▽
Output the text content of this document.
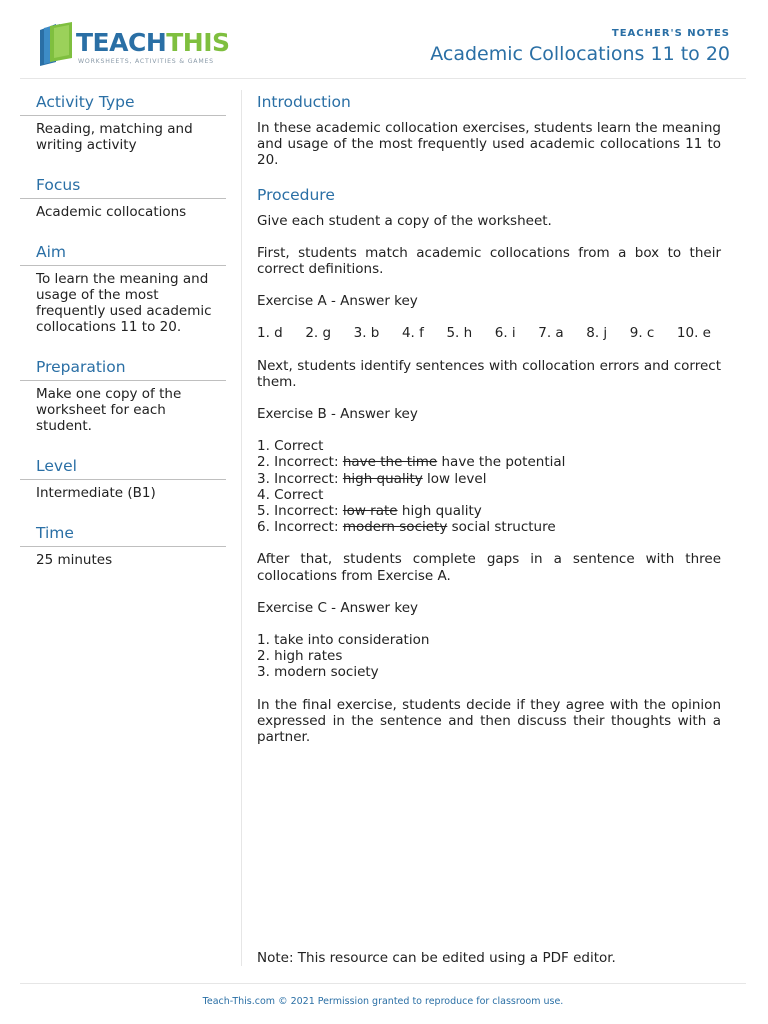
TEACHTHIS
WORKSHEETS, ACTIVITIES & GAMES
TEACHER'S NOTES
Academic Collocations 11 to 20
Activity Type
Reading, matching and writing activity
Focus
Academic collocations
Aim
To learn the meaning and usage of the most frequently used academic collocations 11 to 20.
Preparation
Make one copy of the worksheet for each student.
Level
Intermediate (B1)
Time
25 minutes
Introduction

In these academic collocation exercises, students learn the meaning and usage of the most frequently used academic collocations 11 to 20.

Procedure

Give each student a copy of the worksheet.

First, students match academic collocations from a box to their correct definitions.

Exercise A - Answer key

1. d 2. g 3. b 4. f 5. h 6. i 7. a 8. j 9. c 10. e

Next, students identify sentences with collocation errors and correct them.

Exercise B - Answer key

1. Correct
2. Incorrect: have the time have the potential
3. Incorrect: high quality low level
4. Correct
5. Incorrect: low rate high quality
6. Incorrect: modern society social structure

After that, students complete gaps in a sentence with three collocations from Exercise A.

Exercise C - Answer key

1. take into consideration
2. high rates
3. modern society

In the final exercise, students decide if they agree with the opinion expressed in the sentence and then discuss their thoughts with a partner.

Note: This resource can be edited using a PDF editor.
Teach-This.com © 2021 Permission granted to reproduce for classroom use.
△
• Your objective
Restate each of the entries above word for word and skip every image.

• Response for this exercise
Output the text content of this document.
TEACHTHIS
WORKSHEETS, ACTIVITIES & GAMES
TEACHER'S NOTES
Academic Collocations 11 to 20
Activity Type
Reading, matching and writing activity
Focus
Academic collocations
Aim
To learn the meaning and usage of the most frequently used academic collocations 11 to 20.
Preparation
Make one copy of the worksheet for each student.
Level
Intermediate (B1)
Time
25 minutes
Introduction

In these academic collocation exercises, students learn the meaning and usage of the most frequently used academic collocations 11 to 20.

Procedure

Give each student a copy of the worksheet.

First, students match academic collocations from a box to their correct definitions.

Exercise A - Answer key

1. d 2. g 3. b 4. f 5. h 6. i 7. a 8. j 9. c 10. e

Next, students identify sentences with collocation errors and correct them.

Exercise B - Answer key

1. Correct
2. Incorrect: have the time have the potential
3. Incorrect: high quality low level
4. Correct
5. Incorrect: low rate high quality
6. Incorrect: modern society social structure

After that, students complete gaps in a sentence with three collocations from Exercise A.

Exercise C - Answer key

1. take into consideration
2. high rates
3. modern society

In the final exercise, students decide if they agree with the opinion expressed in the sentence and then discuss their thoughts with a partner.

Note: This resource can be edited using a PDF editor.
Teach-This.com © 2021 Permission granted to reproduce for classroom use.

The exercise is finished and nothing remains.